## COMPITI DA SVOLGERE
- 1) Rispondi per favore a queste domande sul brano dedicato a Dario Fo:
(a) In che anno Dario Fo ha ricevuto il Premio Nobel?
(b) Quali autori e intellettuali vengono citati tra quelli che hanno faticato a capire la scelta dell'Accademia di Svezia?
(c) Quali due obiezioni si muovevano contro il premio?
- 2) Riporta fedelmente dal brano su Dario Fo la parte che si apre con le parole "La visione monologica" e si chiude con "intendimenti delle istituzioni.".
──────── BRANO ORIGINALE
Dario Fo, le ragioni del premio Nobel

Dario Fo (1926-2016) è stato insignito del Premio Nobel nel 1997, ma un simile riconoscimento internazionale ha suscitato una grande quantità di polemiche in Italia. Diversi autori e intellettuali – da Alfonso Berardinelli a Giulio Ferroni e a Mario Luzi [1] – hanno avuto difficoltà a capire le ragioni della scelta dell’Accademia di Svezia. In bilico fra critiche gratuite e asserzioni basate su visioni non sempre aggiornate del rapporto fra i generi letterari, si obiettava che gli Svedesi avevano una scarsa familiarità con la letteratura italiana contemporanea o che il teatro non è vera letteratura. Allora Luigi Pirandello non meritava il Nobel nel 1934?…
Insomma, il caso dell’acceso dibattito su Dario Fo premio Nobel ha fatto emergere un aspetto contraddittorio della cultura italiana, che non la rappresenta nella sua totalità, è ovvio, ma che continua ad avere un certo credito se non altro a livello mediatico, per le semplificazioni ad effetto a cui si presta. Cerchiamo qui di delineare le problematiche che vi sono sottese.

La visione monologica di un’unica Tradizione della Letteratura identificata con la Storia letteraria, la confusione fra storiografia e Storia, l’idea di un finalismo che guarda agli eventi letterari nel susseguirsi dei secoli come dati indiscutibili e quasi ontologicamente necessari, sono un errore di prospettiva intellettuale. Al contrario, nella letteratura o in tutte le altre arti e componenti della cultura, si verificano per dato antropologico sempre scelte negoziate e negoziabili, in cui intervengono gusti individuali, intelligenza critica, libertà di giudizio, interpretazioni varie delle tradizioni, ampiezza o limitatezza dei dibattiti, sollecitazioni di costume e intendimenti delle istituzioni.
────────────────
──────── ESTRATTO DALLA FONTE
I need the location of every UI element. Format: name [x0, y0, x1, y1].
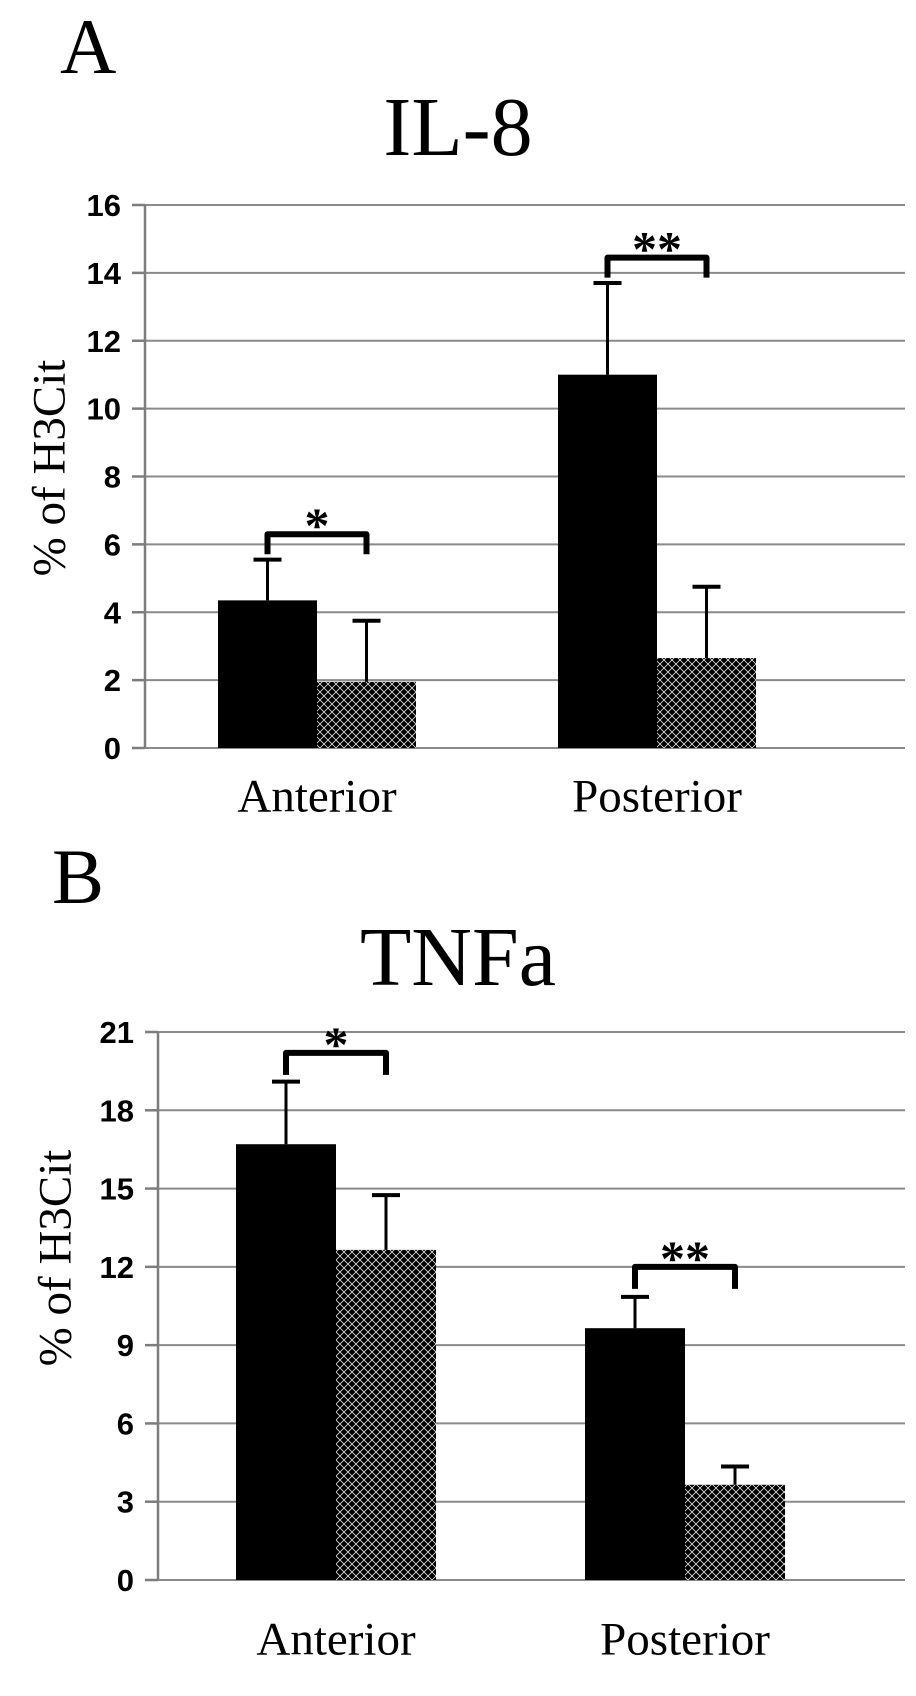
────────────────
## SOLUZIONI DEI COMPITI
- 1)
(a) Nel 1997.
(b) Alfonso Berardinelli, Giulio Ferroni e Mario Luzi.
(c) Che gli Svedesi avevano una scarsa familiarità con la letteratura italiana contemporanea, oppure che il teatro non è vera letteratura.

- 2)
La visione monologica di un’unica Tradizione della Letteratura identificata con la Storia letteraria, la confusione fra storiografia e Storia, l’idea di un finalismo che guarda agli eventi letterari nel susseguirsi dei secoli come dati indiscutibili e quasi ontologicamente necessari, sono un errore di prospettiva intellettuale. Al contrario, nella letteratura o in tutte le altre arti e componenti della cultura, si verificano per dato antropologico sempre scelte negoziate e negoziabili, in cui intervengono gusti individuali, intelligenza critica, libertà di giudizio, interpretazioni varie delle tradizioni, ampiezza o limitatezza dei dibattiti, sollecitazioni di costume e intendimenti delle istituzioni.